**GOAL**
In this exercise, reproduce all the entries that follow exactly.

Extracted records
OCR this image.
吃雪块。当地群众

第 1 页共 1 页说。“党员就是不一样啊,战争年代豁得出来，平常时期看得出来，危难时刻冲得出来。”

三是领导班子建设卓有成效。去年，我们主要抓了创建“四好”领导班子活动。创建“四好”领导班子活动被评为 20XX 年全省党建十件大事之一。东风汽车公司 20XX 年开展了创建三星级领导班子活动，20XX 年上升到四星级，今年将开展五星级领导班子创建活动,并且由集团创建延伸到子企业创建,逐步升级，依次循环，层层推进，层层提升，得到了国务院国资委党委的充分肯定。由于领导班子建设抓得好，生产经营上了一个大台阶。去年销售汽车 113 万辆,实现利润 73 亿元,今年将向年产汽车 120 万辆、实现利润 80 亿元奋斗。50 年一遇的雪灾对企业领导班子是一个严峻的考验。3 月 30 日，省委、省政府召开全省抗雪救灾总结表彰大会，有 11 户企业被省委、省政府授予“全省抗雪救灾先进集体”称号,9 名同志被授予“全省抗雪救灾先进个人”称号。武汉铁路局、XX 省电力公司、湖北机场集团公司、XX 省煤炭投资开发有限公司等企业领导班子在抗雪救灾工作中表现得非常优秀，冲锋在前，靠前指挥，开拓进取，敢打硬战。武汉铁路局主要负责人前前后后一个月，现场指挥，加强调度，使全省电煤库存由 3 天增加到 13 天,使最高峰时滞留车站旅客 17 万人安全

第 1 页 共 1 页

**WRITTEN RESPONSE**
OCR this image.
吃雪块。当地群众

第 1 页共 1 页说。“党员就是不一样啊,战争年代豁得出来，平常时期看得出来，危难时刻冲得出来。”

三是领导班子建设卓有成效。去年，我们主要抓了创建“四好”领导班子活动。创建“四好”领导班子活动被评为 20XX 年全省党建十件大事之一。东风汽车公司 20XX 年开展了创建三星级领导班子活动，20XX 年上升到四星级，今年将开展五星级领导班子创建活动,并且由集团创建延伸到子企业创建,逐步升级，依次循环，层层推进，层层提升，得到了国务院国资委党委的充分肯定。由于领导班子建设抓得好，生产经营上了一个大台阶。去年销售汽车 113 万辆,实现利润 73 亿元,今年将向年产汽车 120 万辆、实现利润 80 亿元奋斗。50 年一遇的雪灾对企业领导班子是一个严峻的考验。3 月 30 日，省委、省政府召开全省抗雪救灾总结表彰大会，有 11 户企业被省委、省政府授予“全省抗雪救灾先进集体”称号,9 名同志被授予“全省抗雪救灾先进个人”称号。武汉铁路局、XX 省电力公司、湖北机场集团公司、XX 省煤炭投资开发有限公司等企业领导班子在抗雪救灾工作中表现得非常优秀，冲锋在前，靠前指挥，开拓进取，敢打硬战。武汉铁路局主要负责人前前后后一个月，现场指挥，加强调度，使全省电煤库存由 3 天增加到 13 天,使最高峰时滞留车站旅客 17 万人安全

第 1 页 共 1 页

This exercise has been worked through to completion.